== TEXT PASSAGE ==
+---+

The Smell of Snow—On Remembering My Thoughts

Recently I was walking along in the snow, ensconced in my hood and my thoughts, and I thought: wouldn’t it be wonderful to have a device that could capture and record everything that’s running through my mind right now, impressions in surround sound, unfiltered by the unreliable choosiness of memory? Maybe it could even extract individual lines from the harmony, themes from the counterpoint, so that I could play them back later one by one. Of course, this is what Virginia Woolf and James Joyce were trying to do in their prose, and lots of other artists too in lots of other ways, not to mention all manner of scientists with their needles and nodes. It wasn’t an original wish by any means, but still I wondered: if I could hear the melodies of my thoughts, what flitting insights would I find, what deep echoes of my days?

Perhaps tellingly, this is the only thought I remember from that particular walk.

Sometimes when I want to hold onto passing ideas, I have the foresight and diligence to type them out as notes on my phone. These notes are sporadic and inconsistent; they require the right combination of circumstances—proximity of phone, body still enough and fingers warm enough to type, and sufficient distance from the moment to consider the interests of my future self—and this probably means, unfortunately, that the most important things are left undocumented. But what I do manage to record becomes such a joy to revisit—like a fragmentary archeological record of instructions and inspirations. I thought I would share some of these gems, both ancient and recent, with a little context added. Below, in chronological order, are ten representative examples.

**

I wrote my very first note on the same day I got my first iPhone, which was shortly before I moved to Montreal, eons ago. This note is a short, incomplete transcript of a conversation between my parents and my brother about the prospect of getting a dog. On August 7, 2009 at 9:22pm, I typed this:

Having a good dog requires a lot of time and energy. A good dog is a factor of the owner. It’s hard to say, ‘I want a good dog.’

The point is we’re getting a dog and it will be fantastic.

As soon as you move away I will run over it in the driveway.

The first line is my mom (who is always reasonable), the second line is my brother (who wanted the dog), and the third line is my dad (who didn’t).

+---+

[Data records]

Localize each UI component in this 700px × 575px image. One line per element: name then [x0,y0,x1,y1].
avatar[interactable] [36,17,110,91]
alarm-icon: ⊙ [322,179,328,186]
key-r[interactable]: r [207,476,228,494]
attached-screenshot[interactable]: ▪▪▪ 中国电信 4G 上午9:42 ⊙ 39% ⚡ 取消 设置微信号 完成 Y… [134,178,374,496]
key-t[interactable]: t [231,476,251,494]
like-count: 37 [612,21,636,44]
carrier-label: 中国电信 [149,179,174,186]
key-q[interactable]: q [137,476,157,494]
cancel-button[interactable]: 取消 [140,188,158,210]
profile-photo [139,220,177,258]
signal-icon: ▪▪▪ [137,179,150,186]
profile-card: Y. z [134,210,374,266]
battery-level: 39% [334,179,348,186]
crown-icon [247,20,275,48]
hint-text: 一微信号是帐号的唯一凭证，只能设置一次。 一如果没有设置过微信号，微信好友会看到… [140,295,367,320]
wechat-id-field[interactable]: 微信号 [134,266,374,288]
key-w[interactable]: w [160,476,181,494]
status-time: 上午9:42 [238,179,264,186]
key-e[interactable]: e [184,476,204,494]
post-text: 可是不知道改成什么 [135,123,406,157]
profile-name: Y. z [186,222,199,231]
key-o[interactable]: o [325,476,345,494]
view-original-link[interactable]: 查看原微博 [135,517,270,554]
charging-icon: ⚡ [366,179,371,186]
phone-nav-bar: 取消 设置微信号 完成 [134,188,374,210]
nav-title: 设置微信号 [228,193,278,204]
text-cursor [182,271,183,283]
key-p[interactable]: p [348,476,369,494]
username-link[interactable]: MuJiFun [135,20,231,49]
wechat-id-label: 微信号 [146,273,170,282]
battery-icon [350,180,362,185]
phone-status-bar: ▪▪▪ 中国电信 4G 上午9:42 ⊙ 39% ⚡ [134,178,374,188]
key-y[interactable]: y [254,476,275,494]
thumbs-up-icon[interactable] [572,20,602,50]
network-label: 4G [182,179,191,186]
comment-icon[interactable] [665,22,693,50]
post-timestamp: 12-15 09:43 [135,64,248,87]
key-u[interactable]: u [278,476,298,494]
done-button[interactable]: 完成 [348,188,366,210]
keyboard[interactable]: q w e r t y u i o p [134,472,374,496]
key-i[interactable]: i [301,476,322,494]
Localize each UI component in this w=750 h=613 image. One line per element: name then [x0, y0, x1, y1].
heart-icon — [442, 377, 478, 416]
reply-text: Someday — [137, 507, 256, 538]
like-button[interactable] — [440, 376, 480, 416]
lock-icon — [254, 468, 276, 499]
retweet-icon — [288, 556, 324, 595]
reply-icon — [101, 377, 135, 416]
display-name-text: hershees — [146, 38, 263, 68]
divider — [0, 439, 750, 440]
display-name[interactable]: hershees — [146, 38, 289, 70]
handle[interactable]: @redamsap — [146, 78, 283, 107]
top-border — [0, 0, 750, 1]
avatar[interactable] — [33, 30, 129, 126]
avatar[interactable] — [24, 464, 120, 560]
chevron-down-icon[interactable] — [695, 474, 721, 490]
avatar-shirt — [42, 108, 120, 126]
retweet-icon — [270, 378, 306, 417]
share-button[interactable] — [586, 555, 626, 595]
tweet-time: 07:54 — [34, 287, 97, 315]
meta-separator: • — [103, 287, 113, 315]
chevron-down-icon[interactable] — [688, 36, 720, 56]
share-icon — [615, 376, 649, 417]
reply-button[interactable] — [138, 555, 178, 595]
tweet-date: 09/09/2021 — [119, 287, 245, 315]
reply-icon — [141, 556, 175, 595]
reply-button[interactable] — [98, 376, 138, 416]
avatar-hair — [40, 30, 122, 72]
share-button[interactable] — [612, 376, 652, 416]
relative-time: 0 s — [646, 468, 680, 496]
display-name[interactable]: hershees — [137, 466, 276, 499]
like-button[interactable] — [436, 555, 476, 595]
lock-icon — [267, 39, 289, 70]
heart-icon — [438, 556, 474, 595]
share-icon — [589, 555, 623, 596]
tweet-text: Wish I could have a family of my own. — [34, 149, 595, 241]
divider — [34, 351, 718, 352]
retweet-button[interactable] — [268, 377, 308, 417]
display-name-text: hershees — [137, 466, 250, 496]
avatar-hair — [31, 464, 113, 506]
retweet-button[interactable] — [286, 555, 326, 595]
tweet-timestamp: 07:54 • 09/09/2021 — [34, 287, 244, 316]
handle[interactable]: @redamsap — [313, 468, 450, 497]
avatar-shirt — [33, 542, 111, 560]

+---+

== REQUESTS ==
1 – Transcribe part of the essay about remembering thoughts, beginning at the words "I wrote my very" and stopping after "dad (who didn’t).".
2 – In the essay about remembering thoughts, which family members took part in the conversation recorded in the first note?
3 – Resume the essay about remembering thoughts, picking up right after its final sentence.

== OUTPUTS FOR THE TASKS ==
1 –
I wrote my very first note on the same day I got my first iPhone, which was shortly before I moved to Montreal, eons ago. This note is a short, incomplete transcript of a conversation between my parents and my brother about the prospect of getting a dog. On August 7, 2009 at 9:22pm, I typed this:

Having a good dog requires a lot of time and energy. A good dog is a factor of the owner. It’s hard to say, ‘I want a good dog.’

The point is we’re getting a dog and it will be fantastic.

As soon as you move away I will run over it in the driveway.

The first line is my mom (who is always reasonable), the second line is my brother (who wanted the dog), and the third line is my dad (who didn’t).

2 – Mom, brother, dad

3 –
To be very clear, my dad was JOKING about his murderous intentions. Evidence: they got the dog, whose name is Seamus, and every morning my dad shares a banana with him in the kitchen (Seamus eats more than half).

I was as yet too clumsy-thumbed to transfer the full texture of their dialogue into the touchscreen of my new phone. But this is a delightful time capsule nonetheless. My mom’s thoughtful caution, thrown wildly to the wind by my nineteen-year-old brother; my dad’s hyperbolic threat, which really expresses (reluctant) assent. Seamus was still an “it”; he would be born exactly seven weeks after this exchange took place, and they brought him home eight weeks after that. Both my mom and brother put a great deal of time and effort into his care and training, and as a result, he is a very good dog. He loves eating, swimming, and car rides, and although my brother moved away several years ago, he has certainly not been run over in the driveway.

I have been through three iPhones since then. Seamus, who is now eight-and-a-half, looks a little older and stiffer every time I visit.

Seamus, still pretty spry, takes care of business, summer 2017

**

Quite some time later, there was this note, which I typed on December 12, 2013 at 6:46pm:

I am in my class’s exam right now.
Boo!
🙂

Rather juvenile, I know. I confess: I anticipated a certain amount of gleeful pleasure, when I taught my first class in the fall of 2013, in sitting through their final exam with computer, notes, phone, and books all at my fingertips. It would feel, I expected, like floating on a lifeboat in a sea of anxiety. Such notions were not without their masochistic dimensions, I am ashamed to admit.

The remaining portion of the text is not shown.